## EXCERPT PROVIDED
# 0. Problem set 1 (42 points)

This problem set will:

- Make sure your jupyter notebook installation is working
- Give you practice with the following basic Python concepts covered in lecture (and optionally on DataCamp):
  - Python lists
  - Basic list comprehension
- Give you practice loading in and interpreting the Cook County, Illinois (which contains Chicago) sentencing dataset. 
  - This dataset reports the sentence given to defendants convicted of different crimes. 
  - [The data codebook is available here](https://datacatalog.cookcountyil.gov/api/views/tg8v-tm6u/files/8597cdda-f7e1-44d1-b0ce-0a4e43f8c980?download=true&filename=CCSAO%20Data%20Glossary.pdf). For the latest on this data (for future reference), [see the official website](https://datacatalog.cookcountyil.gov/Courts/Sentencing/tg8v-tm6u).
- Give you practice wrangling that data using Pandas (groupby, filtering, apply, etc.)

# 1. Python practice (total 14 points)

## 1.1 Practice with lists

### 1.1.1 List addition (2 points)
We provide you with a list of our names below.

- Use list addition to add your name to the list
- Store this as a new list called `instructor_my_name`
- Print that list

In [None]:
## list of instructor names
instructor_names = ['Eunice', 'Jaren', 'Ramsey']

In [None]:
## your code here to store and print list

### 1.1.2 List indexing (2 points)

- Use the `.index()` method to get the index of the professor's name (Jaren)
- Use that index to extract that name
- Store it in a list called `prof` and print

In [None]:
## your code here to get index of prof's name

In [None]:
## your code here to extract the name and print

### 1.1.3 Indexing lists of lists (2 points)

We provide you with the below list of lists (`roles_listoflists`).

- Use subsetting to pull out the role of Jaren (can just hard code the relevant indices)
- Pull out and print the type of the element at index 1 (Eunice's name and role)

In [None]:
## list of names and roles
roles_listoflists = [['Jaren', 'Prof'], ['Eunice', 'TA'], ['Ramsey', 'Tutor']]

In [None]:
## your code here to pull out role of jaren

In [None]:
## your code here to pull out and print the type at index 1

### 1.1.4 Edit list elements (2 points)

- In `roles_listoflists`, replace the role 'TA' with the role 'Teaching Assistant' (fine to do in two lines of code)

## TASK GOAL
Reproduce the problem set text from "- This dataset" up to and including "(total 14 points)".

## COLLECTED DATA
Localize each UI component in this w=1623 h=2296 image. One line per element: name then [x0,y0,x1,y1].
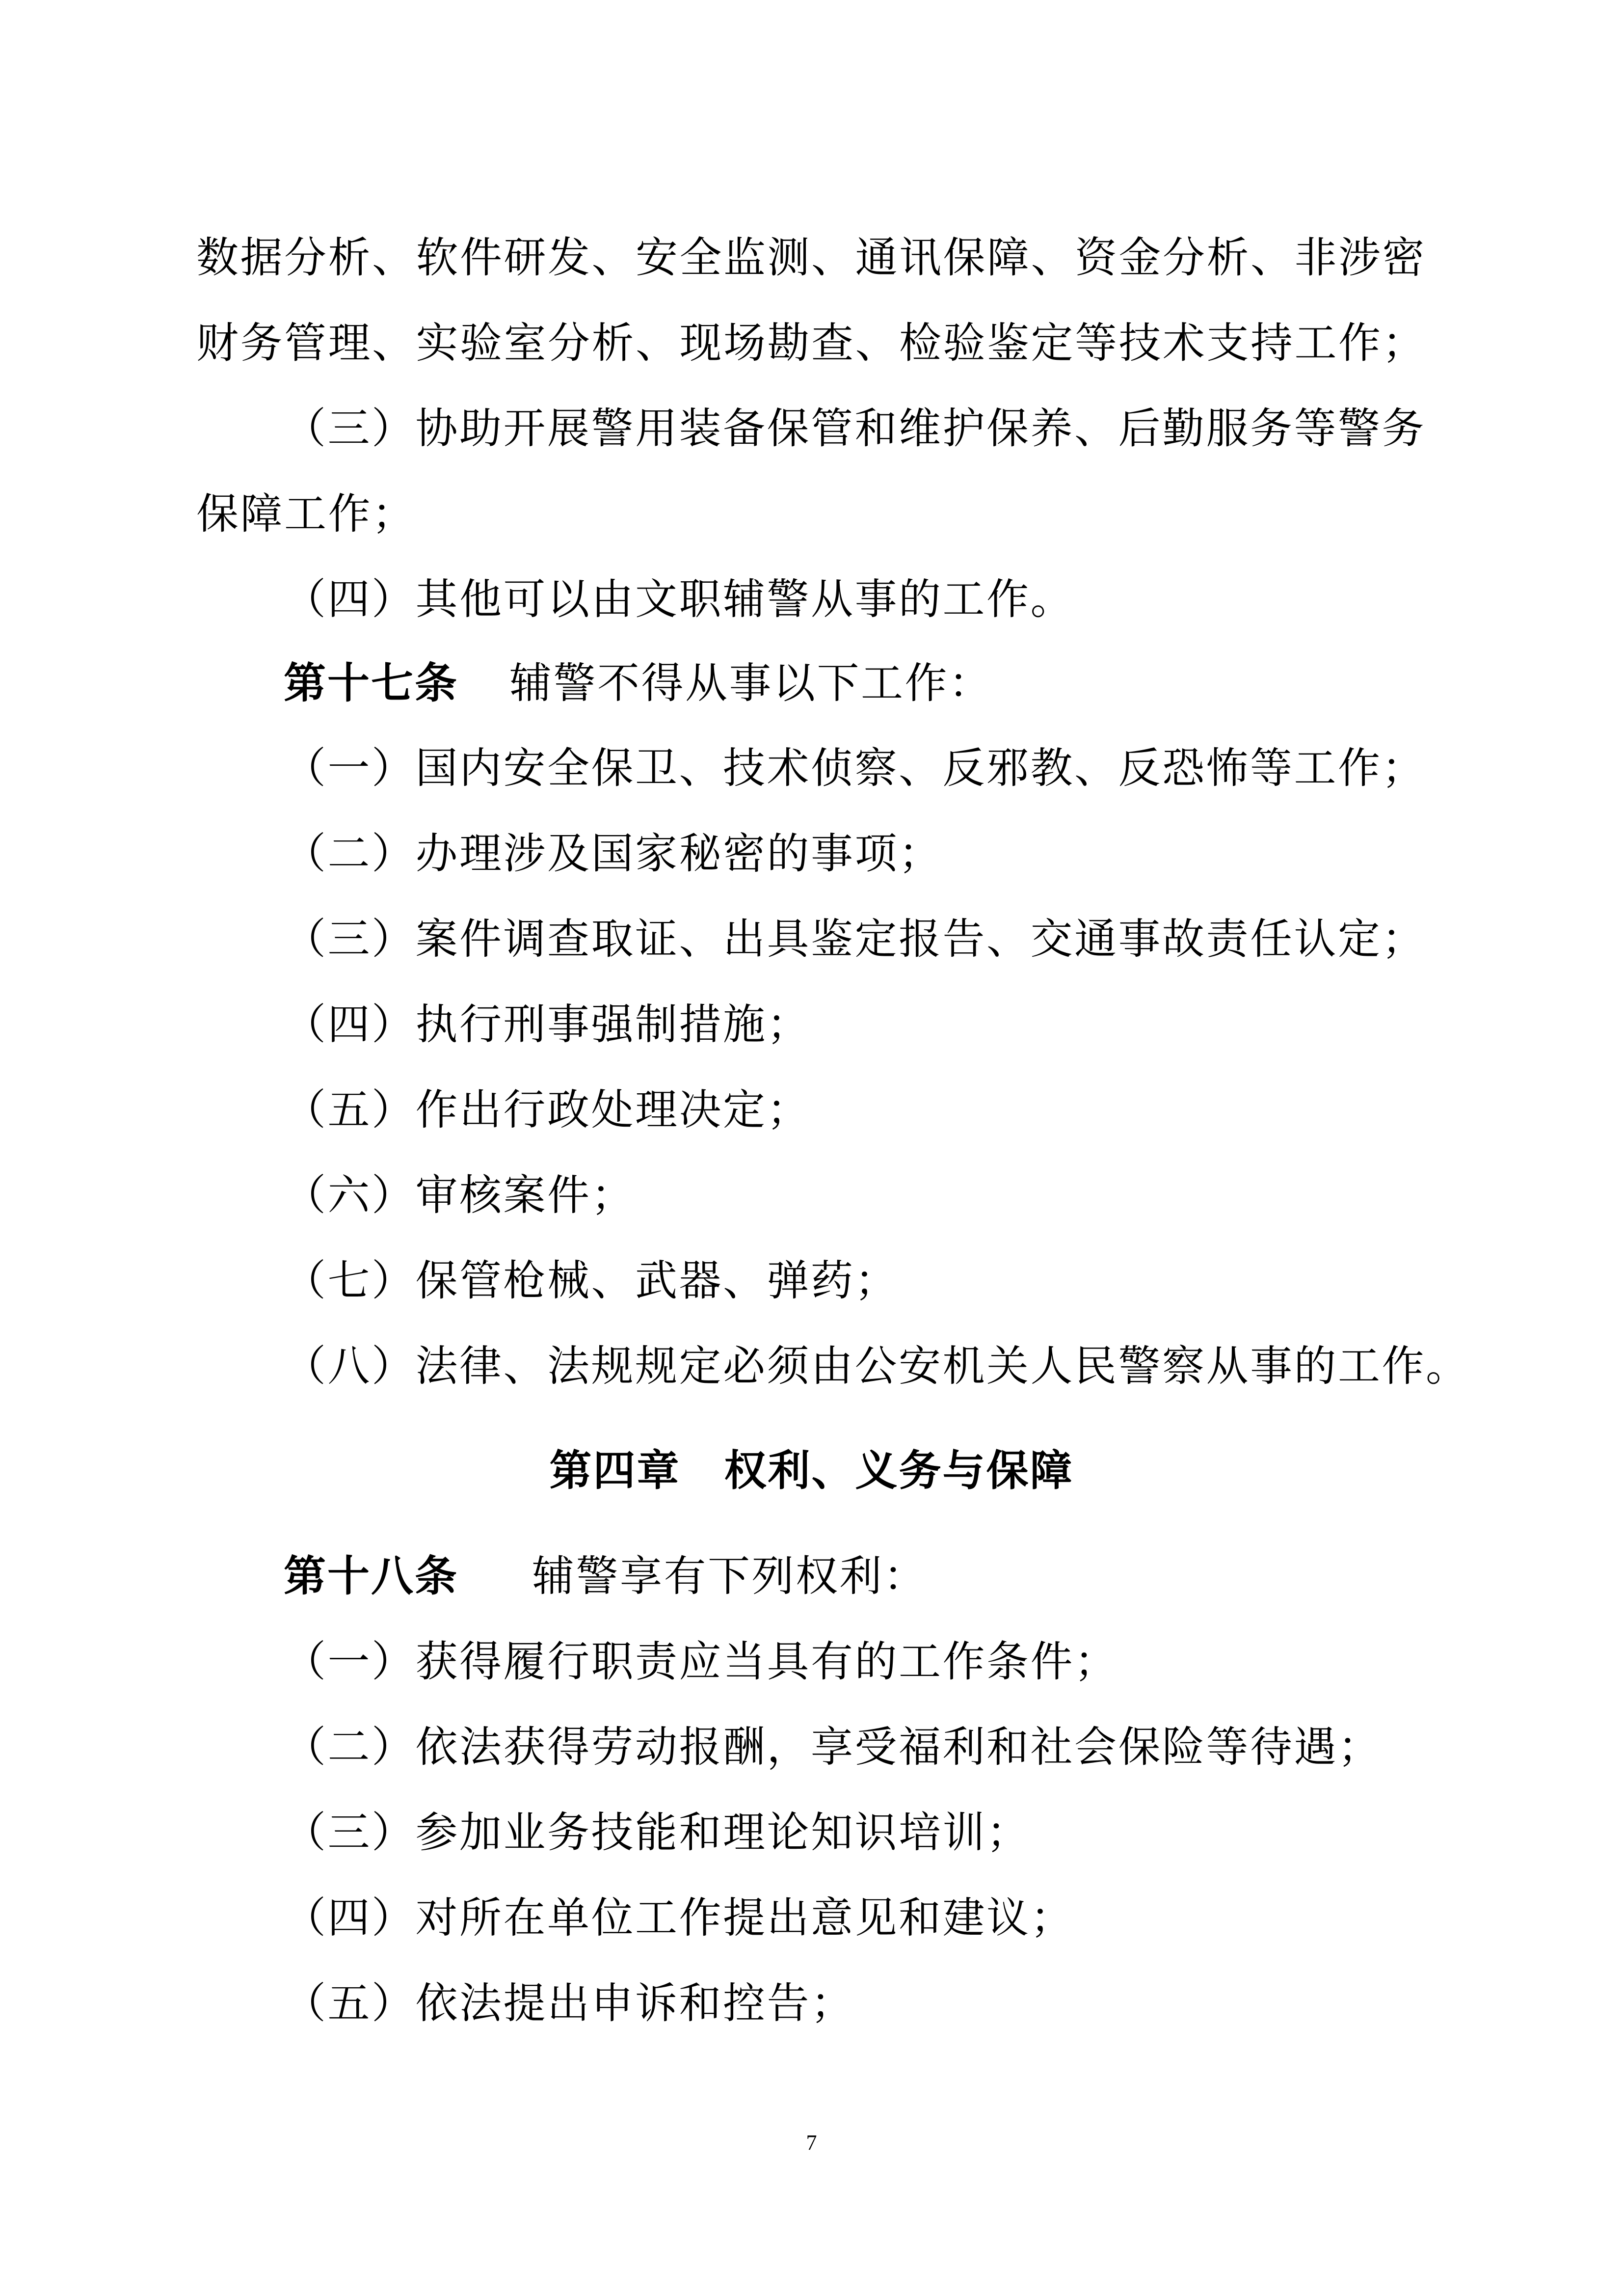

## EXPECTED ANSWER
- This dataset reports the sentence given to defendants convicted of different crimes. 
  - [The data codebook is available here](https://datacatalog.cookcountyil.gov/api/views/tg8v-tm6u/files/8597cdda-f7e1-44d1-b0ce-0a4e43f8c980?download=true&filename=CCSAO%20Data%20Glossary.pdf). For the latest on this data (for future reference), [see the official website](https://datacatalog.cookcountyil.gov/Courts/Sentencing/tg8v-tm6u).
- Give you practice wrangling that data using Pandas (groupby, filtering, apply, etc.)

# 1. Python practice (total 14 points)